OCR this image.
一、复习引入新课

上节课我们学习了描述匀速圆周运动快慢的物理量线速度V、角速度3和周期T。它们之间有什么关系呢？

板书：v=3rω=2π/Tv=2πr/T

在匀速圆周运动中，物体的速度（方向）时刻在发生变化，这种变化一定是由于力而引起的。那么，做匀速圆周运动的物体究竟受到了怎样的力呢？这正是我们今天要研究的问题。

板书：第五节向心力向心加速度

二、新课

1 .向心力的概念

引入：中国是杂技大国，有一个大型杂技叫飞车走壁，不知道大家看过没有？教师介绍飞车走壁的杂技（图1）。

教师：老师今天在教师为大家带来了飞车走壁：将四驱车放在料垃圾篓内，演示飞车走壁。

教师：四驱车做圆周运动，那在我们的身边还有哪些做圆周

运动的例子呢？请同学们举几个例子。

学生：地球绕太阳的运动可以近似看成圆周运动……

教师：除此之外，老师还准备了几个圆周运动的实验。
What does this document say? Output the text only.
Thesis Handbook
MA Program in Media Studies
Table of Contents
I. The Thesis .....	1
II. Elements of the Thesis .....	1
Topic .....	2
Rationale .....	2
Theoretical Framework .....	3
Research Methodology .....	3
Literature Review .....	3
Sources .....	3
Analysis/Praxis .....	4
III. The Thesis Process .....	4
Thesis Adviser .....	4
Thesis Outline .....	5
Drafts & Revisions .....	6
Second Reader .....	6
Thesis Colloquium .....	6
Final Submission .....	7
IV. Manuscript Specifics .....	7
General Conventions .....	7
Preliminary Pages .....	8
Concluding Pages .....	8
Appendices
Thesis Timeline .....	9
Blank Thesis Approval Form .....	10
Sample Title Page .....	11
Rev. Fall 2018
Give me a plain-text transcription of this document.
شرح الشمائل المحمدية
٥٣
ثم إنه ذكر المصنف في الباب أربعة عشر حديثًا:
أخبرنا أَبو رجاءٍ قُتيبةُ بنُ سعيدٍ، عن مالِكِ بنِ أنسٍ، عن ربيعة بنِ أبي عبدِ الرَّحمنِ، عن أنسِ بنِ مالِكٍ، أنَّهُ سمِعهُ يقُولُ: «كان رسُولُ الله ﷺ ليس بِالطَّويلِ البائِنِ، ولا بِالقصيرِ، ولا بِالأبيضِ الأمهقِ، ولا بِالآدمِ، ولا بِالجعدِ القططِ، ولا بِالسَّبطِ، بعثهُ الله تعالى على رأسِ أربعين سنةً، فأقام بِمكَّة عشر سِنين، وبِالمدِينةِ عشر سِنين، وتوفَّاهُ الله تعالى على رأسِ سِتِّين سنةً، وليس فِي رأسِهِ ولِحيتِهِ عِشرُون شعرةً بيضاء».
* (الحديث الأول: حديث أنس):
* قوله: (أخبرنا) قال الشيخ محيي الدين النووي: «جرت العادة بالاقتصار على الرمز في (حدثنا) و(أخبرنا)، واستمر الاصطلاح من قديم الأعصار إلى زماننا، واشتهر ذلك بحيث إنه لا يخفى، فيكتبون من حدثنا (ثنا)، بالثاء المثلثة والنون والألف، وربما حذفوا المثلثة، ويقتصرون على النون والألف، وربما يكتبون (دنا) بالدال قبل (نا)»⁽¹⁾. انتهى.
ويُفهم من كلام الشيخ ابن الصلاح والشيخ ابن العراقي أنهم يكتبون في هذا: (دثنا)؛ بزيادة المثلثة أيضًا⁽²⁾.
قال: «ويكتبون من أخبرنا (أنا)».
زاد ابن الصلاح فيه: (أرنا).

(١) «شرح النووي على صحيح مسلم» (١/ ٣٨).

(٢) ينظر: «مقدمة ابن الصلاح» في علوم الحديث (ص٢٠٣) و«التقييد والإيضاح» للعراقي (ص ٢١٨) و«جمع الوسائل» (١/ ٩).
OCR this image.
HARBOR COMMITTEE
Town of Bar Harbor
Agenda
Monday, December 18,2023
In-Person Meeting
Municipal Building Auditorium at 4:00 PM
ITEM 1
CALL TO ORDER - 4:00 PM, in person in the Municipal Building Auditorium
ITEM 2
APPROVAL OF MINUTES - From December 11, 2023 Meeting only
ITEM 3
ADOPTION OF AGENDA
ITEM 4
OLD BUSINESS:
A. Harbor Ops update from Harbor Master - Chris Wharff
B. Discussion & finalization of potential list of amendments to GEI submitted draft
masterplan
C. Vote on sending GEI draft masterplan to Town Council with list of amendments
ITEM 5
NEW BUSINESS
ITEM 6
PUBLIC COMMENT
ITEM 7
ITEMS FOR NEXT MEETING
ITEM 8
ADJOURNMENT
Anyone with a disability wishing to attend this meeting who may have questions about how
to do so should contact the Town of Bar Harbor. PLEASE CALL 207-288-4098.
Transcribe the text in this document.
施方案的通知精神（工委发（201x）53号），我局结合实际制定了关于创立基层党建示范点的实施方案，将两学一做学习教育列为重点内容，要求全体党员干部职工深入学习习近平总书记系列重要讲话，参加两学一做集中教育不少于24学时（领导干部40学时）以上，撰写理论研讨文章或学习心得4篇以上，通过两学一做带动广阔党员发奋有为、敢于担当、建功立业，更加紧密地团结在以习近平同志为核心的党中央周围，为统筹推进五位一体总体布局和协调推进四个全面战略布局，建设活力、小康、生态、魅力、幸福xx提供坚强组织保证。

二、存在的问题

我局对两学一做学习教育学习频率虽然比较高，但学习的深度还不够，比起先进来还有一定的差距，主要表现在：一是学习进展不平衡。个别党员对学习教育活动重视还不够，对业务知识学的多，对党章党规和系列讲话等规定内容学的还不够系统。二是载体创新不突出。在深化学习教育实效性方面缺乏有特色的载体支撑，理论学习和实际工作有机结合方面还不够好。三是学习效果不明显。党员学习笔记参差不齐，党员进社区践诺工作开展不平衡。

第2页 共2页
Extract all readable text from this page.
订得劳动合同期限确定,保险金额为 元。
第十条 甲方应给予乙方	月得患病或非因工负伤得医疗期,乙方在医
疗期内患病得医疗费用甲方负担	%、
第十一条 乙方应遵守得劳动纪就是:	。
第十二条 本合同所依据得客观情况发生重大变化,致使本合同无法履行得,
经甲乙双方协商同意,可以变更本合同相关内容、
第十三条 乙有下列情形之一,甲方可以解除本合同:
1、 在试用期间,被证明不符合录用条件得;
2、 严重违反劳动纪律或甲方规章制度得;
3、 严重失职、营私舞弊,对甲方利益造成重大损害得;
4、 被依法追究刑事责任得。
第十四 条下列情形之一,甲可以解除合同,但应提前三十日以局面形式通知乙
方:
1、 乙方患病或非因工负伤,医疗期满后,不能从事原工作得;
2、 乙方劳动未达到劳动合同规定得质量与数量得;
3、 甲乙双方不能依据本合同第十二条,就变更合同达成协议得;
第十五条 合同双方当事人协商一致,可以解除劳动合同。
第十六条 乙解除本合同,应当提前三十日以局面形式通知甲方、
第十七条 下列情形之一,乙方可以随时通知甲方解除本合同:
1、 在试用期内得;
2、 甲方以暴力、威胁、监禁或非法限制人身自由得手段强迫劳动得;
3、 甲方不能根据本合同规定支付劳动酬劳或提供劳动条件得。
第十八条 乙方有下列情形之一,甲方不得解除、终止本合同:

■ ■ ■

→ **Written instruction**: Each line above must be printed exactly as it appears.

→ **Answer to this task**:
OCR this image.
一、复习引入新课

上节课我们学习了描述匀速圆周运动快慢的物理量线速度V、角速度3和周期T。它们之间有什么关系呢？

板书：v=3rω=2π/Tv=2πr/T

在匀速圆周运动中，物体的速度（方向）时刻在发生变化，这种变化一定是由于力而引起的。那么，做匀速圆周运动的物体究竟受到了怎样的力呢？这正是我们今天要研究的问题。

板书：第五节向心力向心加速度

二、新课

1 .向心力的概念

引入：中国是杂技大国，有一个大型杂技叫飞车走壁，不知道大家看过没有？教师介绍飞车走壁的杂技（图1）。

教师：老师今天在教师为大家带来了飞车走壁：将四驱车放在料垃圾篓内，演示飞车走壁。

教师：四驱车做圆周运动，那在我们的身边还有哪些做圆周

运动的例子呢？请同学们举几个例子。

学生：地球绕太阳的运动可以近似看成圆周运动……

教师：除此之外，老师还准备了几个圆周运动的实验。
What does this document say? Output the text only.
Thesis Handbook
MA Program in Media Studies
Table of Contents
I. The Thesis .....	1
II. Elements of the Thesis .....	1
Topic .....	2
Rationale .....	2
Theoretical Framework .....	3
Research Methodology .....	3
Literature Review .....	3
Sources .....	3
Analysis/Praxis .....	4
III. The Thesis Process .....	4
Thesis Adviser .....	4
Thesis Outline .....	5
Drafts & Revisions .....	6
Second Reader .....	6
Thesis Colloquium .....	6
Final Submission .....	7
IV. Manuscript Specifics .....	7
General Conventions .....	7
Preliminary Pages .....	8
Concluding Pages .....	8
Appendices
Thesis Timeline .....	9
Blank Thesis Approval Form .....	10
Sample Title Page .....	11
Rev. Fall 2018
Give me a plain-text transcription of this document.
شرح الشمائل المحمدية
٥٣
ثم إنه ذكر المصنف في الباب أربعة عشر حديثًا:
أخبرنا أَبو رجاءٍ قُتيبةُ بنُ سعيدٍ، عن مالِكِ بنِ أنسٍ، عن ربيعة بنِ أبي عبدِ الرَّحمنِ، عن أنسِ بنِ مالِكٍ، أنَّهُ سمِعهُ يقُولُ: «كان رسُولُ الله ﷺ ليس بِالطَّويلِ البائِنِ، ولا بِالقصيرِ، ولا بِالأبيضِ الأمهقِ، ولا بِالآدمِ، ولا بِالجعدِ القططِ، ولا بِالسَّبطِ، بعثهُ الله تعالى على رأسِ أربعين سنةً، فأقام بِمكَّة عشر سِنين، وبِالمدِينةِ عشر سِنين، وتوفَّاهُ الله تعالى على رأسِ سِتِّين سنةً، وليس فِي رأسِهِ ولِحيتِهِ عِشرُون شعرةً بيضاء».
* (الحديث الأول: حديث أنس):
* قوله: (أخبرنا) قال الشيخ محيي الدين النووي: «جرت العادة بالاقتصار على الرمز في (حدثنا) و(أخبرنا)، واستمر الاصطلاح من قديم الأعصار إلى زماننا، واشتهر ذلك بحيث إنه لا يخفى، فيكتبون من حدثنا (ثنا)، بالثاء المثلثة والنون والألف، وربما حذفوا المثلثة، ويقتصرون على النون والألف، وربما يكتبون (دنا) بالدال قبل (نا)»⁽¹⁾. انتهى.
ويُفهم من كلام الشيخ ابن الصلاح والشيخ ابن العراقي أنهم يكتبون في هذا: (دثنا)؛ بزيادة المثلثة أيضًا⁽²⁾.
قال: «ويكتبون من أخبرنا (أنا)».
زاد ابن الصلاح فيه: (أرنا).

(١) «شرح النووي على صحيح مسلم» (١/ ٣٨).

(٢) ينظر: «مقدمة ابن الصلاح» في علوم الحديث (ص٢٠٣) و«التقييد والإيضاح» للعراقي (ص ٢١٨) و«جمع الوسائل» (١/ ٩).
OCR this image.
HARBOR COMMITTEE
Town of Bar Harbor
Agenda
Monday, December 18,2023
In-Person Meeting
Municipal Building Auditorium at 4:00 PM
ITEM 1
CALL TO ORDER - 4:00 PM, in person in the Municipal Building Auditorium
ITEM 2
APPROVAL OF MINUTES - From December 11, 2023 Meeting only
ITEM 3
ADOPTION OF AGENDA
ITEM 4
OLD BUSINESS:
A. Harbor Ops update from Harbor Master - Chris Wharff
B. Discussion & finalization of potential list of amendments to GEI submitted draft
masterplan
C. Vote on sending GEI draft masterplan to Town Council with list of amendments
ITEM 5
NEW BUSINESS
ITEM 6
PUBLIC COMMENT
ITEM 7
ITEMS FOR NEXT MEETING
ITEM 8
ADJOURNMENT
Anyone with a disability wishing to attend this meeting who may have questions about how
to do so should contact the Town of Bar Harbor. PLEASE CALL 207-288-4098.
Transcribe the text in this document.
施方案的通知精神（工委发（201x）53号），我局结合实际制定了关于创立基层党建示范点的实施方案，将两学一做学习教育列为重点内容，要求全体党员干部职工深入学习习近平总书记系列重要讲话，参加两学一做集中教育不少于24学时（领导干部40学时）以上，撰写理论研讨文章或学习心得4篇以上，通过两学一做带动广阔党员发奋有为、敢于担当、建功立业，更加紧密地团结在以习近平同志为核心的党中央周围，为统筹推进五位一体总体布局和协调推进四个全面战略布局，建设活力、小康、生态、魅力、幸福xx提供坚强组织保证。

二、存在的问题

我局对两学一做学习教育学习频率虽然比较高，但学习的深度还不够，比起先进来还有一定的差距，主要表现在：一是学习进展不平衡。个别党员对学习教育活动重视还不够，对业务知识学的多，对党章党规和系列讲话等规定内容学的还不够系统。二是载体创新不突出。在深化学习教育实效性方面缺乏有特色的载体支撑，理论学习和实际工作有机结合方面还不够好。三是学习效果不明显。党员学习笔记参差不齐，党员进社区践诺工作开展不平衡。

第2页 共2页
Extract all readable text from this page.
订得劳动合同期限确定,保险金额为 元。
第十条 甲方应给予乙方	月得患病或非因工负伤得医疗期,乙方在医
疗期内患病得医疗费用甲方负担	%、
第十一条 乙方应遵守得劳动纪就是:	。
第十二条 本合同所依据得客观情况发生重大变化,致使本合同无法履行得,
经甲乙双方协商同意,可以变更本合同相关内容、
第十三条 乙有下列情形之一,甲方可以解除本合同:
1、 在试用期间,被证明不符合录用条件得;
2、 严重违反劳动纪律或甲方规章制度得;
3、 严重失职、营私舞弊,对甲方利益造成重大损害得;
4、 被依法追究刑事责任得。
第十四 条下列情形之一,甲可以解除合同,但应提前三十日以局面形式通知乙
方:
1、 乙方患病或非因工负伤,医疗期满后,不能从事原工作得;
2、 乙方劳动未达到劳动合同规定得质量与数量得;
3、 甲乙双方不能依据本合同第十二条,就变更合同达成协议得;
第十五条 合同双方当事人协商一致,可以解除劳动合同。
第十六条 乙解除本合同,应当提前三十日以局面形式通知甲方、
第十七条 下列情形之一,乙方可以随时通知甲方解除本合同:
1、 在试用期内得;
2、 甲方以暴力、威胁、监禁或非法限制人身自由得手段强迫劳动得;
3、 甲方不能根据本合同规定支付劳动酬劳或提供劳动条件得。
第十八条 乙方有下列情形之一,甲方不得解除、终止本合同:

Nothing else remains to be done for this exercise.